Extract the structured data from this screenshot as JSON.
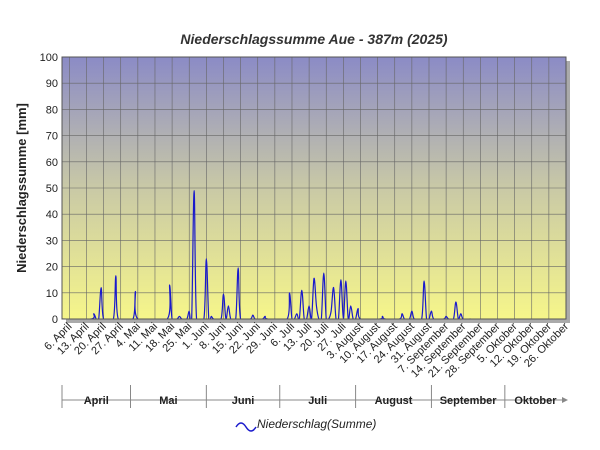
{
  "chart_data": {
    "type": "line",
    "title": "Niederschlagssumme Aue - 387m (2025)",
    "y_label": "Niederschlagssumme [mm]",
    "xlim": [
      0,
      206
    ],
    "ylim": [
      0,
      100
    ],
    "yticks": [
      0,
      10,
      20,
      30,
      40,
      50,
      60,
      70,
      80,
      90,
      100
    ],
    "grid": true,
    "xticks": [
      {
        "value": 3,
        "label": "6. April"
      },
      {
        "value": 10,
        "label": "13. April"
      },
      {
        "value": 17,
        "label": "20. April"
      },
      {
        "value": 24,
        "label": "27. April"
      },
      {
        "value": 31,
        "label": "4. Mai"
      },
      {
        "value": 38,
        "label": "11. Mai"
      },
      {
        "value": 45,
        "label": "18. Mai"
      },
      {
        "value": 52,
        "label": "25. Mai"
      },
      {
        "value": 59,
        "label": "1. Juni"
      },
      {
        "value": 66,
        "label": "8. Juni"
      },
      {
        "value": 73,
        "label": "15. Juni"
      },
      {
        "value": 80,
        "label": "22. Juni"
      },
      {
        "value": 87,
        "label": "29. Juni"
      },
      {
        "value": 94,
        "label": "6. Juli"
      },
      {
        "value": 101,
        "label": "13. Juli"
      },
      {
        "value": 108,
        "label": "20. Juli"
      },
      {
        "value": 115,
        "label": "27. Juli"
      },
      {
        "value": 122,
        "label": "3. August"
      },
      {
        "value": 129,
        "label": "10. August"
      },
      {
        "value": 136,
        "label": "17. August"
      },
      {
        "value": 143,
        "label": "24. August"
      },
      {
        "value": 150,
        "label": "31. August"
      },
      {
        "value": 157,
        "label": "7. September"
      },
      {
        "value": 164,
        "label": "14. September"
      },
      {
        "value": 171,
        "label": "21. September"
      },
      {
        "value": 178,
        "label": "28. September"
      },
      {
        "value": 185,
        "label": "5. Oktober"
      },
      {
        "value": 192,
        "label": "12. Oktober"
      },
      {
        "value": 199,
        "label": "19. Oktober"
      },
      {
        "value": 206,
        "label": "26. Oktober"
      }
    ],
    "months": [
      {
        "label": "April",
        "start": 0,
        "end": 28
      },
      {
        "label": "Mai",
        "start": 28,
        "end": 59
      },
      {
        "label": "Juni",
        "start": 59,
        "end": 89
      },
      {
        "label": "Juli",
        "start": 89,
        "end": 120
      },
      {
        "label": "August",
        "start": 120,
        "end": 151
      },
      {
        "label": "September",
        "start": 151,
        "end": 181
      },
      {
        "label": "Oktober",
        "start": 181,
        "end": 206
      }
    ],
    "series": [
      {
        "name": "Niederschlag(Summe)",
        "color": "#1a1acc",
        "x": [
          0,
          12,
          13,
          14,
          15,
          16,
          17,
          21,
          22,
          23,
          29,
          30,
          31,
          43,
          44,
          45,
          47,
          48,
          49,
          51,
          52,
          53,
          54,
          55,
          58,
          59,
          60,
          61,
          62,
          65,
          66,
          67,
          68,
          69,
          71,
          72,
          73,
          77,
          78,
          79,
          82,
          83,
          84,
          92,
          93,
          94,
          95,
          96,
          97,
          98,
          99,
          100,
          101,
          102,
          103,
          104,
          105,
          106,
          107,
          108,
          109,
          110,
          111,
          112,
          113,
          114,
          115,
          116,
          117,
          118,
          119,
          120,
          121,
          122,
          130,
          131,
          132,
          138,
          139,
          140,
          142,
          143,
          144,
          147,
          148,
          149,
          150,
          151,
          152,
          156,
          157,
          158,
          160,
          161,
          162,
          163,
          164,
          167
        ],
        "values": [
          0,
          0,
          2,
          0,
          0,
          12,
          0,
          0,
          16.5,
          0,
          0,
          10.5,
          0,
          0,
          13,
          0,
          0,
          1,
          0,
          0,
          3,
          0,
          49,
          0,
          0,
          23,
          0,
          1,
          0,
          0,
          9.5,
          0,
          5,
          0,
          0,
          19.5,
          0,
          0,
          1.5,
          0,
          0,
          1,
          0,
          0,
          10,
          0,
          0,
          2,
          0,
          11,
          0,
          0,
          5,
          0,
          15.5,
          5,
          0,
          0,
          17.5,
          0,
          0,
          3,
          12,
          0,
          0,
          15,
          0,
          14.5,
          0,
          5,
          0,
          0,
          4,
          0,
          0,
          1,
          0,
          0,
          2,
          0,
          0,
          3,
          0,
          0,
          14.5,
          0,
          0,
          3,
          0,
          0,
          1,
          0,
          0,
          6.5,
          0,
          2,
          0,
          0
        ]
      }
    ]
  }
}
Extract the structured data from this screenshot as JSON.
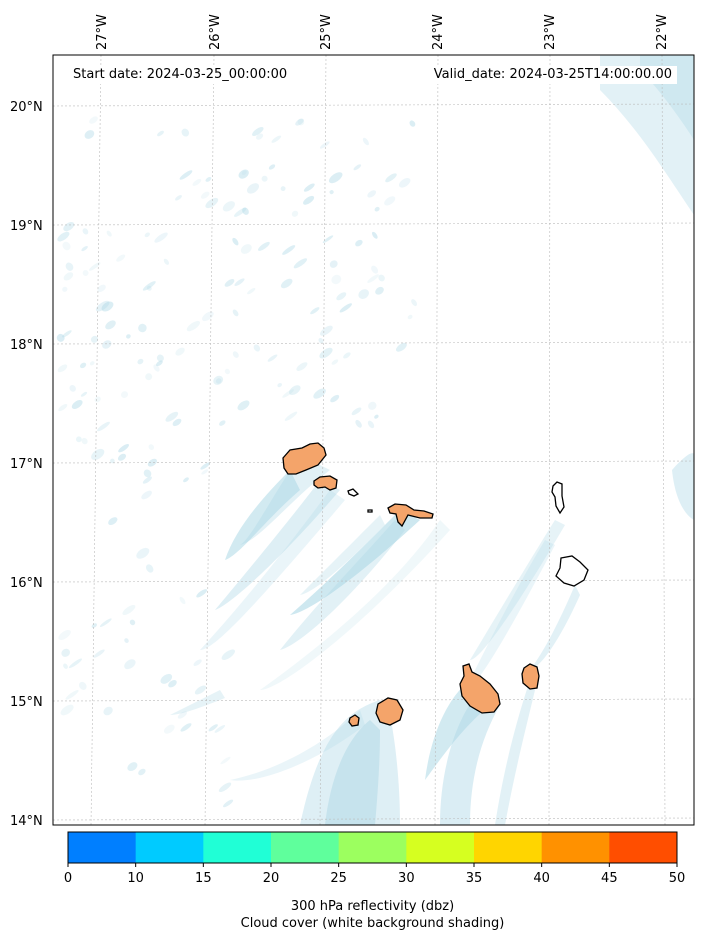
{
  "map": {
    "start_label": "Start date: 2024-03-25_00:00:00",
    "valid_label": "Valid_date: 2024-03-25T14:00:00.00",
    "lon_labels": [
      "27°W",
      "26°W",
      "25°W",
      "24°W",
      "23°W",
      "22°W"
    ],
    "lat_labels": [
      "20°N",
      "19°N",
      "18°N",
      "17°N",
      "16°N",
      "15°N",
      "14°N"
    ],
    "extent": {
      "lon_min": -27.45,
      "lon_max": -21.9,
      "lat_min": 13.95,
      "lat_max": 20.4
    },
    "gridlines": true,
    "land_color": "#f4a46a",
    "cloud_color": "#add8e6",
    "islands": [
      "Santo Antão",
      "São Vicente",
      "Santa Luzia",
      "Branco",
      "Raso",
      "São Nicolau",
      "Sal",
      "Boa Vista",
      "Maio",
      "Santiago",
      "Fogo",
      "Brava"
    ]
  },
  "colorbar": {
    "title": "300 hPa reflectivity (dbz)",
    "subtitle": "Cloud cover (white background shading)",
    "ticks": [
      "0",
      "10",
      "15",
      "20",
      "25",
      "30",
      "35",
      "40",
      "45",
      "50"
    ],
    "colors": [
      "#007fff",
      "#00cbff",
      "#20ffd6",
      "#5fff9c",
      "#9cff5f",
      "#d6ff20",
      "#ffd500",
      "#ff9100",
      "#ff4e00"
    ]
  }
}
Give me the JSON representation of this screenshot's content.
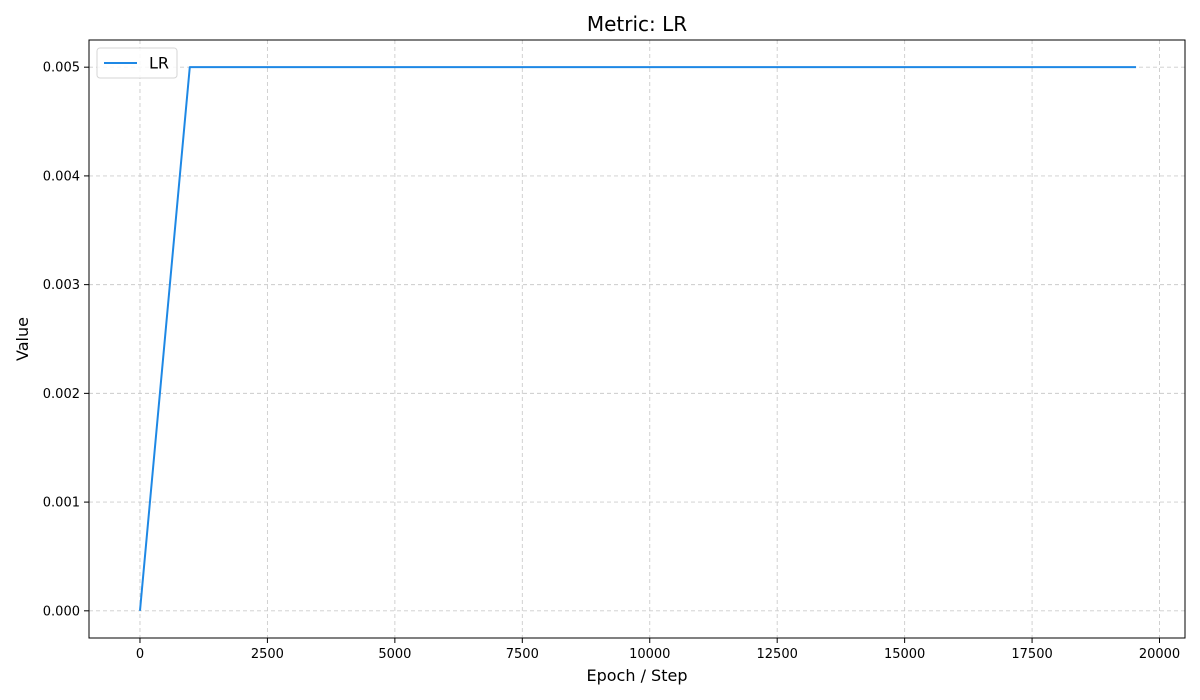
{
  "chart_data": {
    "type": "line",
    "title": "Metric: LR",
    "xlabel": "Epoch / Step",
    "ylabel": "Value",
    "xlim": [
      -1000,
      20500
    ],
    "ylim": [
      -0.00025,
      0.00525
    ],
    "x_ticks": [
      0,
      2500,
      5000,
      7500,
      10000,
      12500,
      15000,
      17500,
      20000
    ],
    "x_tick_labels": [
      "0",
      "2500",
      "5000",
      "7500",
      "10000",
      "12500",
      "15000",
      "17500",
      "20000"
    ],
    "y_ticks": [
      0.0,
      0.001,
      0.002,
      0.003,
      0.004,
      0.005
    ],
    "y_tick_labels": [
      "0.000",
      "0.001",
      "0.002",
      "0.003",
      "0.004",
      "0.005"
    ],
    "grid": true,
    "legend_position": "top-left",
    "series": [
      {
        "name": "LR",
        "color": "#1e88e5",
        "x": [
          0,
          977,
          19540
        ],
        "y": [
          0.0,
          0.005,
          0.005
        ]
      }
    ]
  }
}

• What the exercise asks
Leave the pictures out and write out every entry exactly as given.

• Written response
Extract the structured data from this screenshot as JSON.
{
  "chart_data": {
    "type": "line",
    "title": "Niederschlagssumme Aue - 387m (2025)",
    "y_label": "Niederschlagssumme [mm]",
    "xlim": [
      0,
      206
    ],
    "ylim": [
      0,
      100
    ],
    "yticks": [
      0,
      10,
      20,
      30,
      40,
      50,
      60,
      70,
      80,
      90,
      100
    ],
    "grid": true,
    "xticks": [
      {
        "value": 3,
        "label": "6. April"
      },
      {
        "value": 10,
        "label": "13. April"
      },
      {
        "value": 17,
        "label": "20. April"
      },
      {
        "value": 24,
        "label": "27. April"
      },
      {
        "value": 31,
        "label": "4. Mai"
      },
      {
        "value": 38,
        "label": "11. Mai"
      },
      {
        "value": 45,
        "label": "18. Mai"
      },
      {
        "value": 52,
        "label": "25. Mai"
      },
      {
        "value": 59,
        "label": "1. Juni"
      },
      {
        "value": 66,
        "label": "8. Juni"
      },
      {
        "value": 73,
        "label": "15. Juni"
      },
      {
        "value": 80,
        "label": "22. Juni"
      },
      {
        "value": 87,
        "label": "29. Juni"
      },
      {
        "value": 94,
        "label": "6. Juli"
      },
      {
        "value": 101,
        "label": "13. Juli"
      },
      {
        "value": 108,
        "label": "20. Juli"
      },
      {
        "value": 115,
        "label": "27. Juli"
      },
      {
        "value": 122,
        "label": "3. August"
      },
      {
        "value": 129,
        "label": "10. August"
      },
      {
        "value": 136,
        "label": "17. August"
      },
      {
        "value": 143,
        "label": "24. August"
      },
      {
        "value": 150,
        "label": "31. August"
      },
      {
        "value": 157,
        "label": "7. September"
      },
      {
        "value": 164,
        "label": "14. September"
      },
      {
        "value": 171,
        "label": "21. September"
      },
      {
        "value": 178,
        "label": "28. September"
      },
      {
        "value": 185,
        "label": "5. Oktober"
      },
      {
        "value": 192,
        "label": "12. Oktober"
      },
      {
        "value": 199,
        "label": "19. Oktober"
      },
      {
        "value": 206,
        "label": "26. Oktober"
      }
    ],
    "months": [
      {
        "label": "April",
        "start": 0,
        "end": 28
      },
      {
        "label": "Mai",
        "start": 28,
        "end": 59
      },
      {
        "label": "Juni",
        "start": 59,
        "end": 89
      },
      {
        "label": "Juli",
        "start": 89,
        "end": 120
      },
      {
        "label": "August",
        "start": 120,
        "end": 151
      },
      {
        "label": "September",
        "start": 151,
        "end": 181
      },
      {
        "label": "Oktober",
        "start": 181,
        "end": 206
      }
    ],
    "series": [
      {
        "name": "Niederschlag(Summe)",
        "color": "#1a1acc",
        "x": [
          0,
          12,
          13,
          14,
          15,
          16,
          17,
          21,
          22,
          23,
          29,
          30,
          31,
          43,
          44,
          45,
          47,
          48,
          49,
          51,
          52,
          53,
          54,
          55,
          58,
          59,
          60,
          61,
          62,
          65,
          66,
          67,
          68,
          69,
          71,
          72,
          73,
          77,
          78,
          79,
          82,
          83,
          84,
          92,
          93,
          94,
          95,
          96,
          97,
          98,
          99,
          100,
          101,
          102,
          103,
          104,
          105,
          106,
          107,
          108,
          109,
          110,
          111,
          112,
          113,
          114,
          115,
          116,
          117,
          118,
          119,
          120,
          121,
          122,
          130,
          131,
          132,
          138,
          139,
          140,
          142,
          143,
          144,
          147,
          148,
          149,
          150,
          151,
          152,
          156,
          157,
          158,
          160,
          161,
          162,
          163,
          164,
          167
        ],
        "values": [
          0,
          0,
          2,
          0,
          0,
          12,
          0,
          0,
          16.5,
          0,
          0,
          10.5,
          0,
          0,
          13,
          0,
          0,
          1,
          0,
          0,
          3,
          0,
          49,
          0,
          0,
          23,
          0,
          1,
          0,
          0,
          9.5,
          0,
          5,
          0,
          0,
          19.5,
          0,
          0,
          1.5,
          0,
          0,
          1,
          0,
          0,
          10,
          0,
          0,
          2,
          0,
          11,
          0,
          0,
          5,
          0,
          15.5,
          5,
          0,
          0,
          17.5,
          0,
          0,
          3,
          12,
          0,
          0,
          15,
          0,
          14.5,
          0,
          5,
          0,
          0,
          4,
          0,
          0,
          1,
          0,
          0,
          2,
          0,
          0,
          3,
          0,
          0,
          14.5,
          0,
          0,
          3,
          0,
          0,
          1,
          0,
          0,
          6.5,
          0,
          2,
          0,
          0
        ]
      }
    ]
  }
}
Extract the structured data from this screenshot as JSON.
{
  "map": {
    "start_label": "Start date: 2024-03-25_00:00:00",
    "valid_label": "Valid_date: 2024-03-25T14:00:00.00",
    "lon_labels": [
      "27°W",
      "26°W",
      "25°W",
      "24°W",
      "23°W",
      "22°W"
    ],
    "lat_labels": [
      "20°N",
      "19°N",
      "18°N",
      "17°N",
      "16°N",
      "15°N",
      "14°N"
    ],
    "extent": {
      "lon_min": -27.45,
      "lon_max": -21.9,
      "lat_min": 13.95,
      "lat_max": 20.4
    },
    "gridlines": true,
    "land_color": "#f4a46a",
    "cloud_color": "#add8e6",
    "islands": [
      "Santo Antão",
      "São Vicente",
      "Santa Luzia",
      "Branco",
      "Raso",
      "São Nicolau",
      "Sal",
      "Boa Vista",
      "Maio",
      "Santiago",
      "Fogo",
      "Brava"
    ]
  },
  "colorbar": {
    "title": "300 hPa reflectivity (dbz)",
    "subtitle": "Cloud cover (white background shading)",
    "ticks": [
      "0",
      "10",
      "15",
      "20",
      "25",
      "30",
      "35",
      "40",
      "45",
      "50"
    ],
    "colors": [
      "#007fff",
      "#00cbff",
      "#20ffd6",
      "#5fff9c",
      "#9cff5f",
      "#d6ff20",
      "#ffd500",
      "#ff9100",
      "#ff4e00"
    ]
  }
}
Give me the JSON representation of this screenshot's content.
{
  "chart_data": {
    "type": "line",
    "title": "Metric: LR",
    "xlabel": "Epoch / Step",
    "ylabel": "Value",
    "xlim": [
      -1000,
      20500
    ],
    "ylim": [
      -0.00025,
      0.00525
    ],
    "x_ticks": [
      0,
      2500,
      5000,
      7500,
      10000,
      12500,
      15000,
      17500,
      20000
    ],
    "x_tick_labels": [
      "0",
      "2500",
      "5000",
      "7500",
      "10000",
      "12500",
      "15000",
      "17500",
      "20000"
    ],
    "y_ticks": [
      0.0,
      0.001,
      0.002,
      0.003,
      0.004,
      0.005
    ],
    "y_tick_labels": [
      "0.000",
      "0.001",
      "0.002",
      "0.003",
      "0.004",
      "0.005"
    ],
    "grid": true,
    "legend_position": "top-left",
    "series": [
      {
        "name": "LR",
        "color": "#1e88e5",
        "x": [
          0,
          977,
          19540
        ],
        "y": [
          0.0,
          0.005,
          0.005
        ]
      }
    ]
  }
}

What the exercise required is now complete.